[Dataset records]
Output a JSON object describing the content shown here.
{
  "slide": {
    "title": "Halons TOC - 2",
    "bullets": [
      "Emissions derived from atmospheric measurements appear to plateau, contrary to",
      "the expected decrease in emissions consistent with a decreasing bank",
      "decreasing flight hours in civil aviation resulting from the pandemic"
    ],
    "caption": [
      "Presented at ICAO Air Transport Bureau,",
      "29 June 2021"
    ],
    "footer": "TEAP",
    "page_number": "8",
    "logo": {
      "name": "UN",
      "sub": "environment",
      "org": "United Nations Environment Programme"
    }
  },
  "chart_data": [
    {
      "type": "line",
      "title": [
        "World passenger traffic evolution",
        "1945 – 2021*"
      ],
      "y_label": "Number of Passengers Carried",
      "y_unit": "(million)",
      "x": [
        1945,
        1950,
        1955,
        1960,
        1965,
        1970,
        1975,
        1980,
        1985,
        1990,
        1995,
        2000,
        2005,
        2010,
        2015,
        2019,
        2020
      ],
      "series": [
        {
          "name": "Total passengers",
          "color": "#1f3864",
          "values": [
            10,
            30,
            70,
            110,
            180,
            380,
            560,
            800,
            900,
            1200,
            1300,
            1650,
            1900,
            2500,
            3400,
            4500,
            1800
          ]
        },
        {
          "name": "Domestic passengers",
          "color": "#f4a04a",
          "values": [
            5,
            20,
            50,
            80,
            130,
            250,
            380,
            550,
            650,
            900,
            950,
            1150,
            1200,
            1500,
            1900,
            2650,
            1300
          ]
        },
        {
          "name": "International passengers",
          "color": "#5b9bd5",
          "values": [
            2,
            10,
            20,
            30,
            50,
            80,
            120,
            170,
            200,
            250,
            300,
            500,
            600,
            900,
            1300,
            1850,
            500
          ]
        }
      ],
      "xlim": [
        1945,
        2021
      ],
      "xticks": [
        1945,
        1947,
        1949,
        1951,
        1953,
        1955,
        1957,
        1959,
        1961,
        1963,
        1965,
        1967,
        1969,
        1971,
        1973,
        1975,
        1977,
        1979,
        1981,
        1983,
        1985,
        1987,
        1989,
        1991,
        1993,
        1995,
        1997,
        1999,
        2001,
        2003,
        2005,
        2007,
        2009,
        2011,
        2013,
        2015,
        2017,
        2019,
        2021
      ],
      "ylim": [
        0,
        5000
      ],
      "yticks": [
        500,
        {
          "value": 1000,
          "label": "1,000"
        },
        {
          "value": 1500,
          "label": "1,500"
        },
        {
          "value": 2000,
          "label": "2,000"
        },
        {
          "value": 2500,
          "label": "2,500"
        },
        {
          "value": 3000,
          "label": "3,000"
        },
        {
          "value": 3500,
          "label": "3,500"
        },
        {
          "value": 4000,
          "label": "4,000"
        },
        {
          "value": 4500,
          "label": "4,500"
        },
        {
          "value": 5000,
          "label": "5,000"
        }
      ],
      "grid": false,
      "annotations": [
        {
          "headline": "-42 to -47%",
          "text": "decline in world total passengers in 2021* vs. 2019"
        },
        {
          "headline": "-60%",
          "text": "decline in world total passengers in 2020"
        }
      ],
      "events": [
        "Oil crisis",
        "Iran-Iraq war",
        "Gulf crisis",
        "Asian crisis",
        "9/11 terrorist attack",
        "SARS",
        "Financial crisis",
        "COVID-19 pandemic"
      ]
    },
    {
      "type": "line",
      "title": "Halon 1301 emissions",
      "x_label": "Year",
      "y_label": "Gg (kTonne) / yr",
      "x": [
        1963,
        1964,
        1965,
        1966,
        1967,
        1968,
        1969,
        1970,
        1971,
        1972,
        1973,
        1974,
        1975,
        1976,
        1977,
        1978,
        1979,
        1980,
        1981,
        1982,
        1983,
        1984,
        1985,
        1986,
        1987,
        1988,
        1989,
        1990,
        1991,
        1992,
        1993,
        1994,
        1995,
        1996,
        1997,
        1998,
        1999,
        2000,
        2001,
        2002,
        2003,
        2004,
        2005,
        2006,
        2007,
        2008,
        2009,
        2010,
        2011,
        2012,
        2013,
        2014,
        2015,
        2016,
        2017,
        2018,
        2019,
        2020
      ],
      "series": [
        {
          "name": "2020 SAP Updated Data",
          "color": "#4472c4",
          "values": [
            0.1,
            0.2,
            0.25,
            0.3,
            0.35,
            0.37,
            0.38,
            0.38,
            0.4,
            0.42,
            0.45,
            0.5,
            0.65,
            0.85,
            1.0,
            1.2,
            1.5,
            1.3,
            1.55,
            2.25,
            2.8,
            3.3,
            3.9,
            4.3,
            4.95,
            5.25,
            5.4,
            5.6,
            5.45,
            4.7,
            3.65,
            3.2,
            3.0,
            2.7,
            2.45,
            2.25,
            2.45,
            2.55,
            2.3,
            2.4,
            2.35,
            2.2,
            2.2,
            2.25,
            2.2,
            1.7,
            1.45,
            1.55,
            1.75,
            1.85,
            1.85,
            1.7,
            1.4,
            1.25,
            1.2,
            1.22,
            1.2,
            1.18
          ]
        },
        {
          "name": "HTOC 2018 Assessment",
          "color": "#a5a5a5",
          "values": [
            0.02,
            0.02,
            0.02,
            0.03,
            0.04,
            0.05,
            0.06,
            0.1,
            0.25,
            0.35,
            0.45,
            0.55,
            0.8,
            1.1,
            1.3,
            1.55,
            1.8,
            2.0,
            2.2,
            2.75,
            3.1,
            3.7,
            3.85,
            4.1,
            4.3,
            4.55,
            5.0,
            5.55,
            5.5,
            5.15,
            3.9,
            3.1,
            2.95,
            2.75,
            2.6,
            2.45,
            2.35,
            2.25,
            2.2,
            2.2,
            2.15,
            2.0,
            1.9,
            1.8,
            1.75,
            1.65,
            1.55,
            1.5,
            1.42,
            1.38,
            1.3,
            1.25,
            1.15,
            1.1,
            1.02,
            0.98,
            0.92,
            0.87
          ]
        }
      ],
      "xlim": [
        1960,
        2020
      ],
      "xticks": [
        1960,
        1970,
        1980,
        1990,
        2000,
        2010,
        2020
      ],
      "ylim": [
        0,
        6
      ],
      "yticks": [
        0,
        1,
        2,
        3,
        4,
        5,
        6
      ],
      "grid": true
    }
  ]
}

» **Requirement**: Show each line of the listing that holds the string "decreasing".

» **Expected answer**:
      "the expected decrease in emissions consistent with a decreasing bank",
      "decreasing flight hours in civil aviation resulting from the pandemic"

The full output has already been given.